▶ **Exercise prompt**:
Put all the lines below into a Markdown table with the columns Row and Line text, numbering the rows and skipping any blank lines. Leave the pictures out of the answer.

▶ **Provided material**:
◇ ◇ ◇ ◇ ◇

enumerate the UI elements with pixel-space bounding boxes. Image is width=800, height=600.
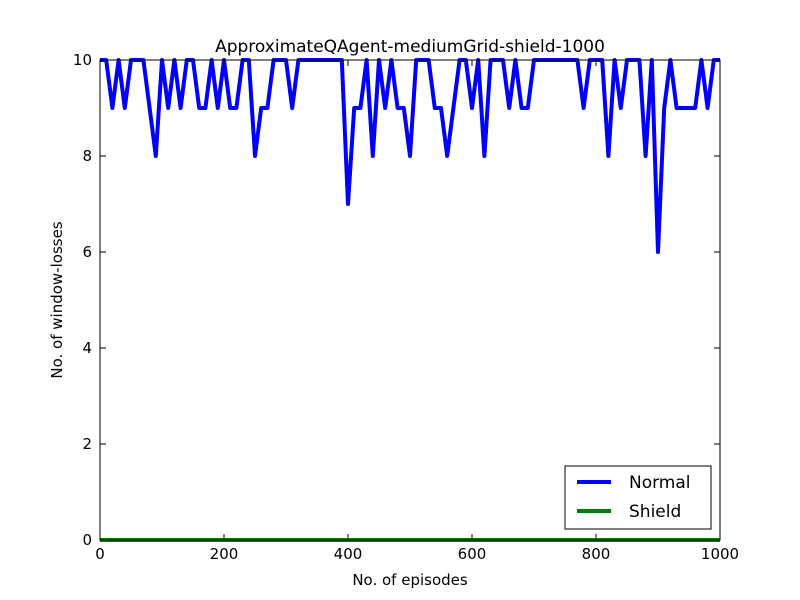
chart-title: ApproximateQAgent-mediumGrid-shield-1000 — [215, 37, 605, 57]
y-tick-label: 4 — [82, 339, 92, 357]
y-tick-label: 10 — [73, 51, 92, 69]
x-tick-label: 600 — [458, 545, 487, 563]
y-tick-label: 2 — [82, 435, 92, 453]
legend-box — [564, 465, 712, 530]
x-tick-label: 800 — [582, 545, 611, 563]
x-tick-label: 200 — [210, 545, 239, 563]
x-tick-label: 0 — [95, 545, 105, 563]
legend: Normal Shield — [564, 465, 712, 530]
x-tick-label: 1000 — [701, 545, 739, 563]
ticks-layer: 0 200 400 600 800 1000 0 2 4 6 8 10 — [73, 51, 739, 563]
plot-frame — [99, 59, 721, 541]
plot-area: 0 200 400 600 800 1000 0 2 4 6 8 10 — [73, 51, 739, 563]
legend-label-shield: Shield — [629, 502, 681, 522]
x-tick-label: 400 — [334, 545, 363, 563]
legend-label-normal: Normal — [629, 473, 691, 493]
y-tick-label: 0 — [82, 531, 92, 549]
y-tick-label: 8 — [82, 147, 92, 165]
y-tick-label: 6 — [82, 243, 92, 261]
legend-entries: Normal Shield — [577, 473, 691, 522]
series-line-normal — [100, 58, 720, 254]
y-axis-label: No. of window-losses — [48, 221, 66, 378]
x-axis-label: No. of episodes — [352, 571, 468, 589]
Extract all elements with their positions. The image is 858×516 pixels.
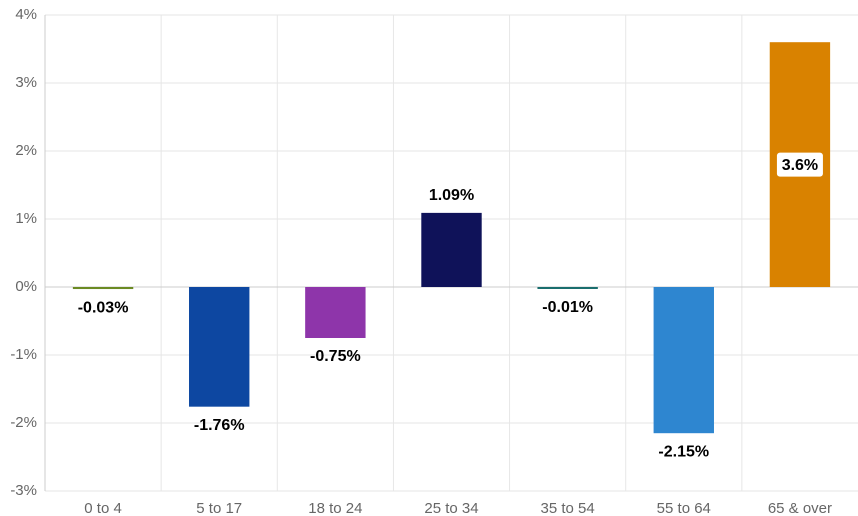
value-label: 1.09% [429, 187, 474, 204]
value-label: -0.01% [542, 299, 593, 316]
y-tick-label: -2% [10, 414, 37, 431]
value-label: -0.75% [310, 348, 361, 365]
bar [653, 287, 714, 434]
x-tick-label: 25 to 34 [424, 500, 478, 516]
value-label: -1.76% [194, 417, 245, 434]
y-tick-label: 2% [15, 142, 37, 159]
x-tick-label: 35 to 54 [541, 500, 595, 516]
label-box [776, 152, 823, 177]
value-label: 3.6% [782, 157, 818, 174]
x-tick-label: 18 to 24 [308, 500, 362, 516]
y-tick-label: 1% [15, 210, 37, 227]
y-tick-label: 4% [15, 6, 37, 23]
bar [72, 287, 134, 290]
value-label: -2.15% [658, 443, 709, 460]
bar [305, 287, 366, 338]
y-tick-label: 0% [15, 278, 37, 295]
y-tick-label: -1% [10, 346, 37, 363]
bar [537, 287, 598, 289]
value-label: -0.03% [78, 299, 129, 316]
x-tick-label: 5 to 17 [196, 500, 242, 516]
x-tick-label: 65 & over [768, 500, 832, 516]
bar [189, 287, 250, 407]
x-tick-label: 55 to 64 [657, 500, 711, 516]
x-tick-label: 0 to 4 [84, 500, 122, 516]
bar [421, 212, 482, 287]
y-tick-label: 3% [15, 74, 37, 91]
y-tick-label: -3% [10, 482, 37, 499]
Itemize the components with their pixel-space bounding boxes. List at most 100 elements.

◇ ◇ ◇ ◇ ◇

▶ **Result of the exercise**:
| Row | Line text |
|---|---|
| 1 | enumerate the UI elements with pixel-space bounding boxes. Image is width=800, height=600. |
| 2 | chart-title: ApproximateQAgent-mediumGrid-shield-1000 — [215, 37, 605, 57] |
| 3 | y-tick-label: 4 — [82, 339, 92, 357] |
| 4 | y-tick-label: 10 — [73, 51, 92, 69] |
| 5 | x-tick-label: 600 — [458, 545, 487, 563] |
| 6 | y-tick-label: 2 — [82, 435, 92, 453] |
| 7 | legend-box — [564, 465, 712, 530] |
| 8 | x-tick-label: 800 — [582, 545, 611, 563] |
| 9 | x-tick-label: 200 — [210, 545, 239, 563] |
| 10 | x-tick-label: 0 — [95, 545, 105, 563] |
| 11 | legend: Normal Shield — [564, 465, 712, 530] |
| 12 | x-tick-label: 1000 — [701, 545, 739, 563] |
| 13 | ticks-layer: 0 200 400 600 800 1000 0 2 4 6 8 10 — [73, 51, 739, 563] |
| 14 | plot-frame — [99, 59, 721, 541] |
| 15 | plot-area: 0 200 400 600 800 1000 0 2 4 6 8 10 — [73, 51, 739, 563] |
| 16 | legend-label-shield: Shield — [629, 502, 681, 522] |
| 17 | x-tick-label: 400 — [334, 545, 363, 563] |
| 18 | legend-label-normal: Normal — [629, 473, 691, 493] |
| 19 | y-tick-label: 0 — [82, 531, 92, 549] |
| 20 | y-tick-label: 8 — [82, 147, 92, 165] |
| 21 | y-tick-label: 6 — [82, 243, 92, 261] |
| 22 | legend-entries: Normal Shield — [577, 473, 691, 522] |
| 23 | series-line-normal — [100, 58, 720, 254] |
| 24 | y-axis-label: No. of window-losses — [48, 221, 66, 378] |
| 25 | x-axis-label: No. of episodes — [352, 571, 468, 589] |
| 26 | Extract all elements with their positions. The image is 858×516 pixels. |
| 27 | value-label: 1.09% [429, 187, 474, 204] |
| 28 | value-label: -0.01% [542, 299, 593, 316] |
| 29 | y-tick-label: -2% [10, 414, 37, 431] |
| 30 | value-label: -0.75% [310, 348, 361, 365] |
| 31 | bar [653, 287, 714, 434] |
| 32 | x-tick-label: 25 to 34 [424, 500, 478, 516] |
| 33 | value-label: -1.76% [194, 417, 245, 434] |
| 34 | y-tick-label: 2% [15, 142, 37, 159] |
| 35 | x-tick-label: 35 to 54 [541, 500, 595, 516] |
| 36 | label-box [776, 152, 823, 177] |
| 37 | value-label: 3.6% [782, 157, 818, 174] |
| 38 | x-tick-label: 18 to 24 [308, 500, 362, 516] |
| 39 | y-tick-label: 1% [15, 210, 37, 227] |
| 40 | y-tick-label: 4% [15, 6, 37, 23] |
| 41 | bar [72, 287, 134, 290] |
| 42 | value-label: -2.15% [658, 443, 709, 460] |
| 43 | bar [305, 287, 366, 338] |
| 44 | y-tick-label: 0% [15, 278, 37, 295] |
| 45 | y-tick-label: -1% [10, 346, 37, 363] |
| 46 | bar [537, 287, 598, 289] |
| 47 | value-label: -0.03% [78, 299, 129, 316] |
| 48 | x-tick-label: 5 to 17 [196, 500, 242, 516] |
| 49 | x-tick-label: 65 & over [768, 500, 832, 516] |
| 50 | bar [189, 287, 250, 407] |
| 51 | x-tick-label: 55 to 64 [657, 500, 711, 516] |
| 52 | x-tick-label: 0 to 4 [84, 500, 122, 516] |
| 53 | bar [421, 212, 482, 287] |
| 54 | y-tick-label: 3% [15, 74, 37, 91] |
| 55 | y-tick-label: -3% [10, 482, 37, 499] |
| 56 | Itemize the components with their pixel-space bounding boxes. List at most 100 elements. |